### Exercise brief
Collect all lines below with the string "from".

>> Start Given entries

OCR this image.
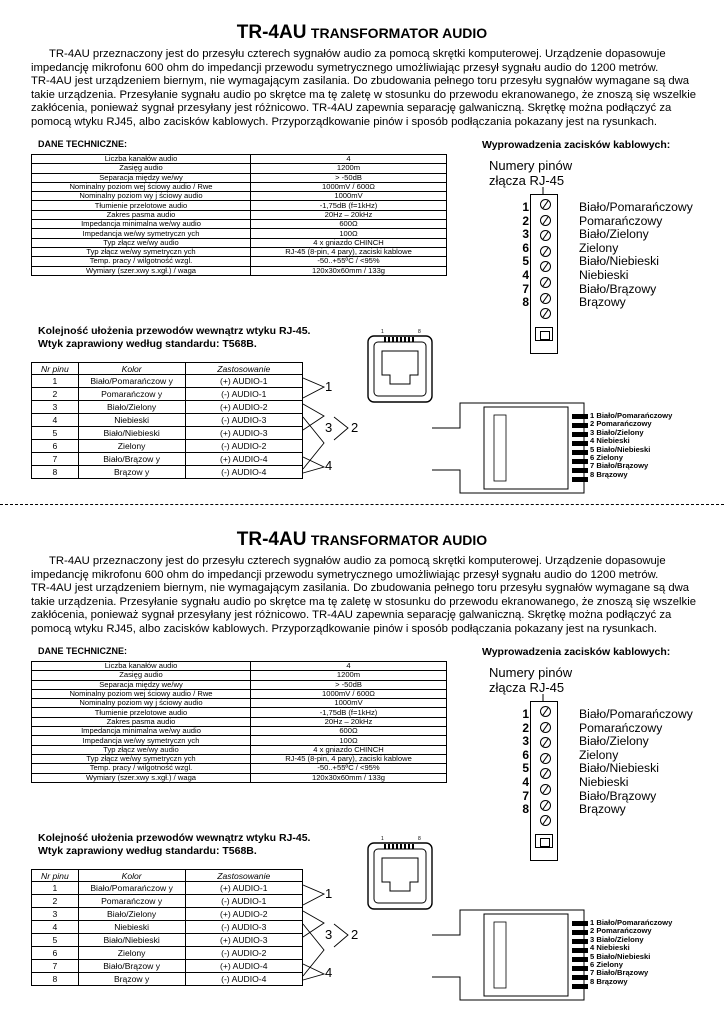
TR-4AU TRANSFORMATOR AUDIO

TR-4AU przeznaczony jest do przesyłu czterech sygnałów audio za pomocą skrętki komputerowej. Urządzenie dopasowuje impedancję mikrofonu 600 ohm do impedancji przewodu symetrycznego umożliwiając przesył sygnału audio do 1200 metrów.

TR-4AU jest urządzeniem biernym, nie wymagającym zasilania. Do zbudowania pełnego toru przesyłu sygnałów wymagane są dwa takie urządzenia. Przesyłanie sygnału audio po skrętce ma tę zaletę w stosunku do przewodu ekranowanego, że znoszą się wszelkie zakłócenia, ponieważ sygnał przesyłany jest różnicowo. TR-4AU zapewnia separację galwaniczną. Skrętkę można podłączyć za pomocą wtyku RJ45, albo zacisków kablowych. Przyporządkowanie pinów i sposób podłączania pokazany jest na rysunkach.

DANE TECHNICZNE:	Wyprowadzenia zacisków kablowych:
Liczba kanałów audio	4
Zasięg audio	1200m
Separacja między we/wy	> -50dB
Nominalny poziom wej ściowy audio / Rwe	1000mV / 600Ω
Nominalny poziom wy j ściowy audio	1000mV
Tłumienie przelotowe audio	-1,75dB (f=1kHz)
Zakres pasma audio	20Hz – 20kHz
Impedancja minimalna we/wy audio	600Ω
Impedancja we/wy symetryczn ych	100Ω
Typ złącz we/wy audio	4 x gniazdo CHINCH
Typ złącz we/wy symetryczn ych	RJ-45 (8-pin, 4 pary), zaciski kablowe
Temp. pracy / wilgotność wzgl.	-50..+55ºC / <95%
Wymiary (szer.xwy s.xgł.) / waga	120x30x60mm / 133g
Numery pinów
złącza RJ-45
1	Biało/Pomarańczowy
2	Pomarańczowy
3	Biało/Zielony
6	Zielony
5	Biało/Niebieski
4	Niebieski
7	Biało/Brązowy
8	Brązowy
Kolejność ułożenia przewodów wewnątrz wtyku RJ-45.
Wtyk zaprawiony według standardu: T568B.
1	8
Nr pinu	Kolor	Zastosowanie
1	Biało/Pomarańczow y	(+) AUDIO-1
2	Pomarańczow y	(-) AUDIO-1
3	Biało/Zielony	(+) AUDIO-2
4	Niebieski	(-) AUDIO-3
5	Biało/Niebieski	(+) AUDIO-3
6	Zielony	(-) AUDIO-2
7	Biało/Brązow y	(+) AUDIO-4
8	Brązow y	(-) AUDIO-4
1
3 2
4
1 Biało/Pomarańczowy
2 Pomarańczowy
3 Biało/Zielony
4 Niebieski
5 Biało/Niebieski
6 Zielony
7 Biało/Brązowy
8 Brązowy
TR-4AU TRANSFORMATOR AUDIO

TR-4AU przeznaczony jest do przesyłu czterech sygnałów audio za pomocą skrętki komputerowej. Urządzenie dopasowuje impedancję mikrofonu 600 ohm do impedancji przewodu symetrycznego umożliwiając przesył sygnału audio do 1200 metrów.

TR-4AU jest urządzeniem biernym, nie wymagającym zasilania. Do zbudowania pełnego toru przesyłu sygnałów wymagane są dwa takie urządzenia. Przesyłanie sygnału audio po skrętce ma tę zaletę w stosunku do przewodu ekranowanego, że znoszą się wszelkie zakłócenia, ponieważ sygnał przesyłany jest różnicowo. TR-4AU zapewnia separację galwaniczną. Skrętkę można podłączyć za pomocą wtyku RJ45, albo zacisków kablowych. Przyporządkowanie pinów i sposób podłączania pokazany jest na rysunkach.

DANE TECHNICZNE:	Wyprowadzenia zacisków kablowych:
Liczba kanałów audio	4
Zasięg audio	1200m
Separacja między we/wy	> -50dB
Nominalny poziom wej ściowy audio / Rwe	1000mV / 600Ω
Nominalny poziom wy j ściowy audio	1000mV
Tłumienie przelotowe audio	-1,75dB (f=1kHz)
Zakres pasma audio	20Hz – 20kHz
Impedancja minimalna we/wy audio	600Ω
Impedancja we/wy symetryczn ych	100Ω
Typ złącz we/wy audio	4 x gniazdo CHINCH
Typ złącz we/wy symetryczn ych	RJ-45 (8-pin, 4 pary), zaciski kablowe
Temp. pracy / wilgotność wzgl.	-50..+55ºC / <95%
Wymiary (szer.xwy s.xgł.) / waga	120x30x60mm / 133g
Numery pinów
złącza RJ-45
1	Biało/Pomarańczowy
2	Pomarańczowy
3	Biało/Zielony
6	Zielony
5	Biało/Niebieski
4	Niebieski
7	Biało/Brązowy
8	Brązowy
Kolejność ułożenia przewodów wewnątrz wtyku RJ-45.
Wtyk zaprawiony według standardu: T568B.
1	8
Nr pinu	Kolor	Zastosowanie
1	Biało/Pomarańczow y	(+) AUDIO-1
2	Pomarańczow y	(-) AUDIO-1
3	Biało/Zielony	(+) AUDIO-2
4	Niebieski	(-) AUDIO-3
5	Biało/Niebieski	(+) AUDIO-3
6	Zielony	(-) AUDIO-2
7	Biało/Brązow y	(+) AUDIO-4
8	Brązow y	(-) AUDIO-4
1
3 2
4
1 Biało/Pomarańczowy
2 Pomarańczowy
3 Biało/Zielony
4 Niebieski
5 Biało/Niebieski
6 Zielony
7 Biało/Brązowy
8 Brązowy
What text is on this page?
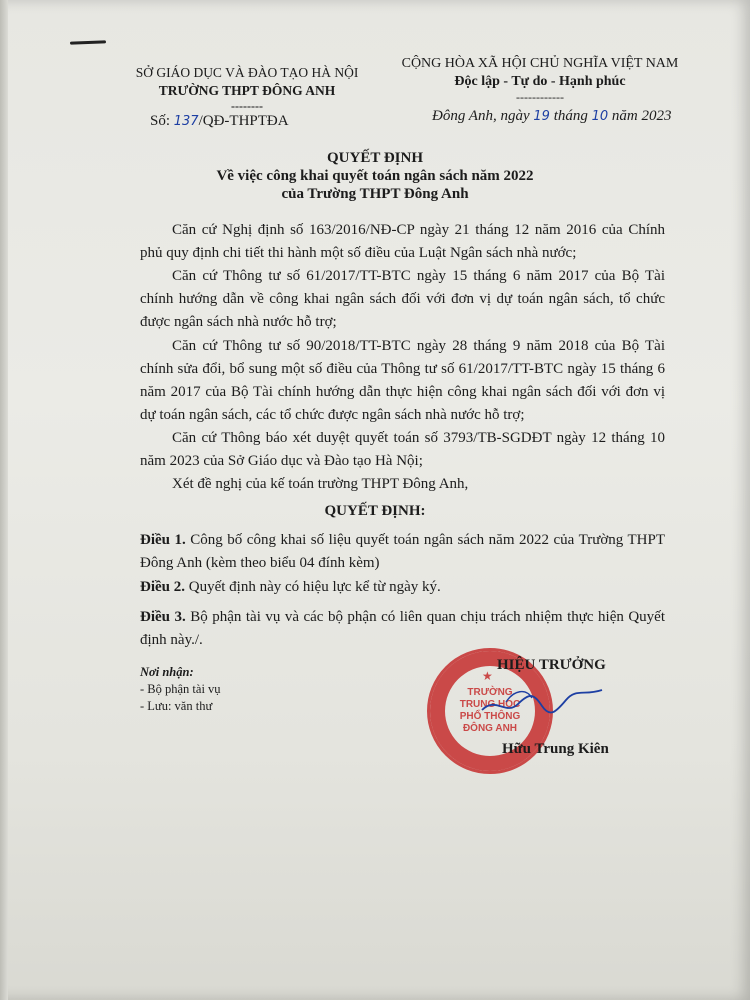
SỞ GIÁO DỤC VÀ ĐÀO TẠO HÀ NỘI
TRƯỜNG THPT ĐÔNG ANH
--------
CỘNG HÒA XÃ HỘI CHỦ NGHĨA VIỆT NAM
Độc lập - Tự do - Hạnh phúc
------------
Số: 137/QĐ-THPTĐA	Đông Anh, ngày 19 tháng 10 năm 2023
QUYẾT ĐỊNH
Về việc công khai quyết toán ngân sách năm 2022
của Trường THPT Đông Anh
Căn cứ Nghị định số 163/2016/NĐ-CP ngày 21 tháng 12 năm 2016 của Chính phủ quy định chi tiết thi hành một số điều của Luật Ngân sách nhà nước;
Căn cứ Thông tư số 61/2017/TT-BTC ngày 15 tháng 6 năm 2017 của Bộ Tài chính hướng dẫn về công khai ngân sách đối với đơn vị dự toán ngân sách, tổ chức được ngân sách nhà nước hỗ trợ;
Căn cứ Thông tư số 90/2018/TT-BTC ngày 28 tháng 9 năm 2018 của Bộ Tài chính sửa đổi, bổ sung một số điều của Thông tư số 61/2017/TT-BTC ngày 15 tháng 6 năm 2017 của Bộ Tài chính hướng dẫn thực hiện công khai ngân sách đối với đơn vị dự toán ngân sách, các tổ chức được ngân sách nhà nước hỗ trợ;
Căn cứ Thông báo xét duyệt quyết toán số 3793/TB-SGDĐT ngày 12 tháng 10 năm 2023 của Sở Giáo dục và Đào tạo Hà Nội;
Xét đề nghị của kế toán trường THPT Đông Anh,
QUYẾT ĐỊNH:
Điều 1. Công bố công khai số liệu quyết toán ngân sách năm 2022 của Trường THPT Đông Anh (kèm theo biểu 04 đính kèm)
Điều 2. Quyết định này có hiệu lực kể từ ngày ký.
Điều 3. Bộ phận tài vụ và các bộ phận có liên quan chịu trách nhiệm thực hiện Quyết định này./.
Nơi nhận:
- Bộ phận tài vụ
- Lưu: văn thư
★
TRƯỜNG
TRUNG HỌC
PHỔ THÔNG
ĐÔNG ANH
HIỆU TRƯỞNG
Hữu Trung Kiên
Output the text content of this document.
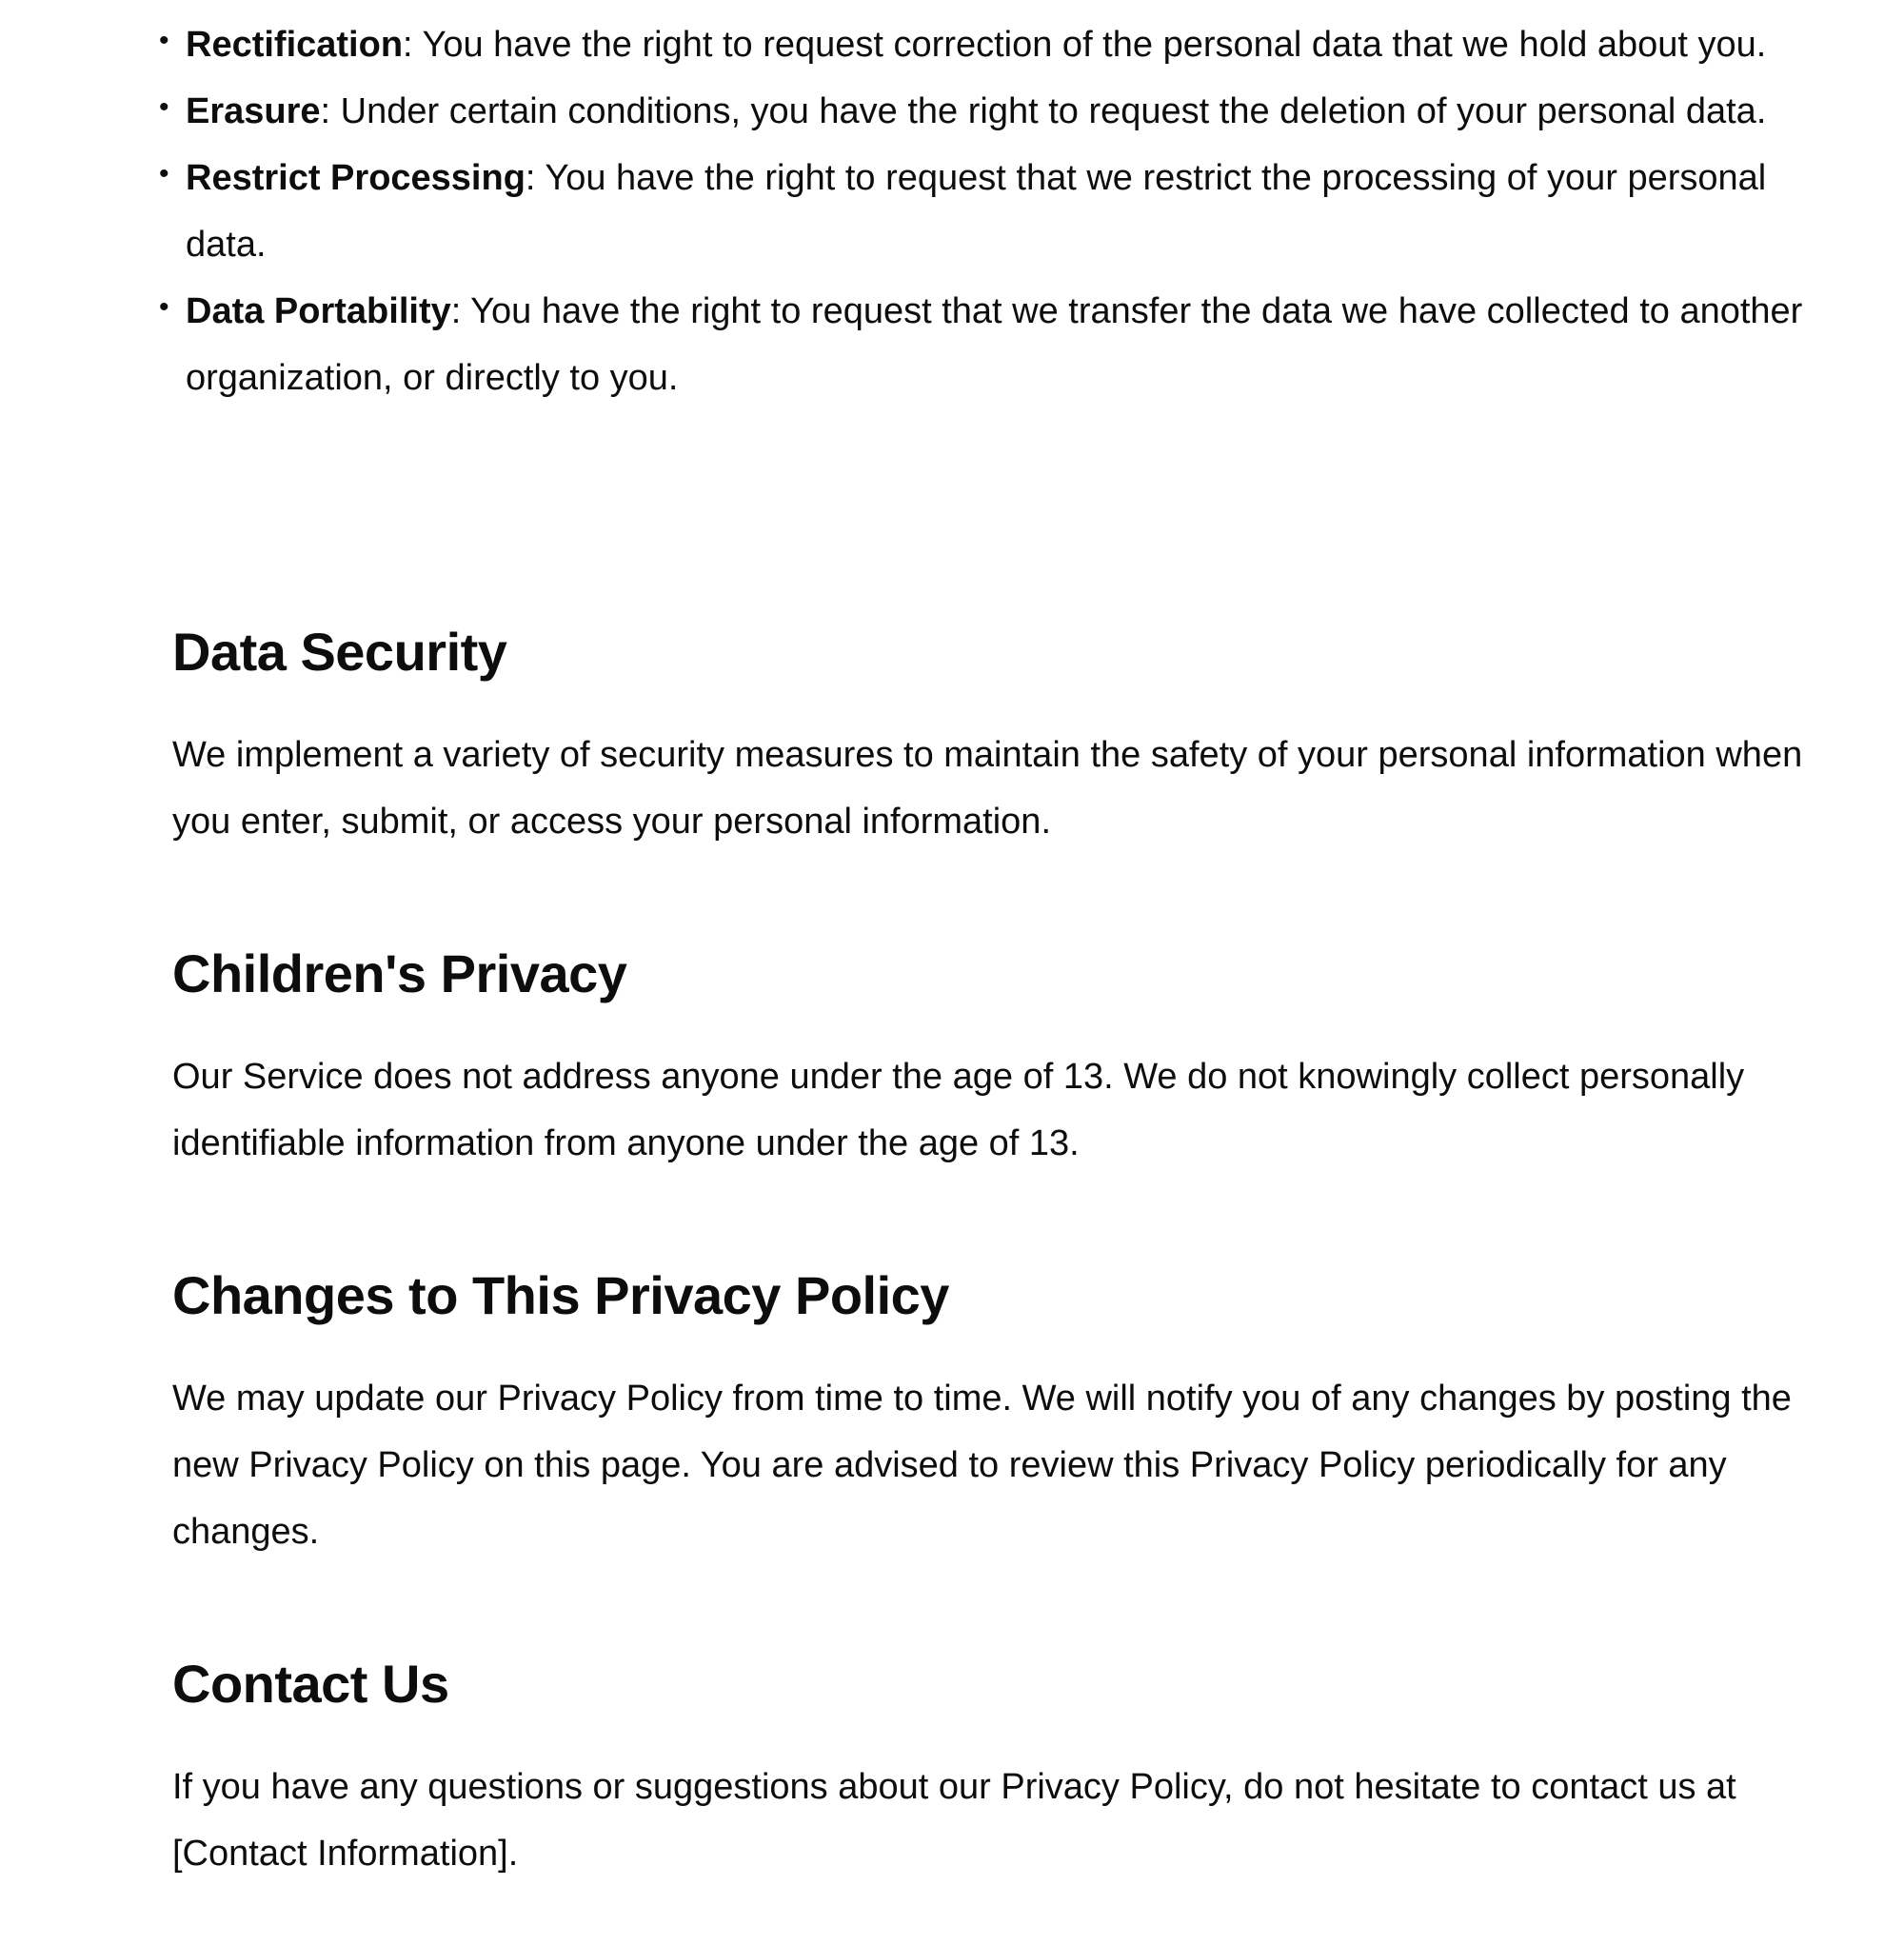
• Rectification: You have the right to request correction of the personal data that we hold about you.
• Erasure: Under certain conditions, you have the right to request the deletion of your personal data.
• Restrict Processing: You have the right to request that we restrict the processing of your personal data.
• Data Portability: You have the right to request that we transfer the data we have collected to another organization, or directly to you.
Data Security

We implement a variety of security measures to maintain the safety of your personal information when you enter, submit, or access your personal information.

Children's Privacy

Our Service does not address anyone under the age of 13. We do not knowingly collect personally identifiable information from anyone under the age of 13.

Changes to This Privacy Policy

We may update our Privacy Policy from time to time. We will notify you of any changes by posting the new Privacy Policy on this page. You are advised to review this Privacy Policy periodically for any changes.

Contact Us

If you have any questions or suggestions about our Privacy Policy, do not hesitate to contact us at [Contact Information].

>> End Given entries

### Worked answer
Our Service does not address anyone under the age of 13. We do not knowingly collect personally identifiable information from anyone under the age of 13.
We may update our Privacy Policy from time to time. We will notify you of any changes by posting the new Privacy Policy on this page. You are advised to review this Privacy Policy periodically for any changes.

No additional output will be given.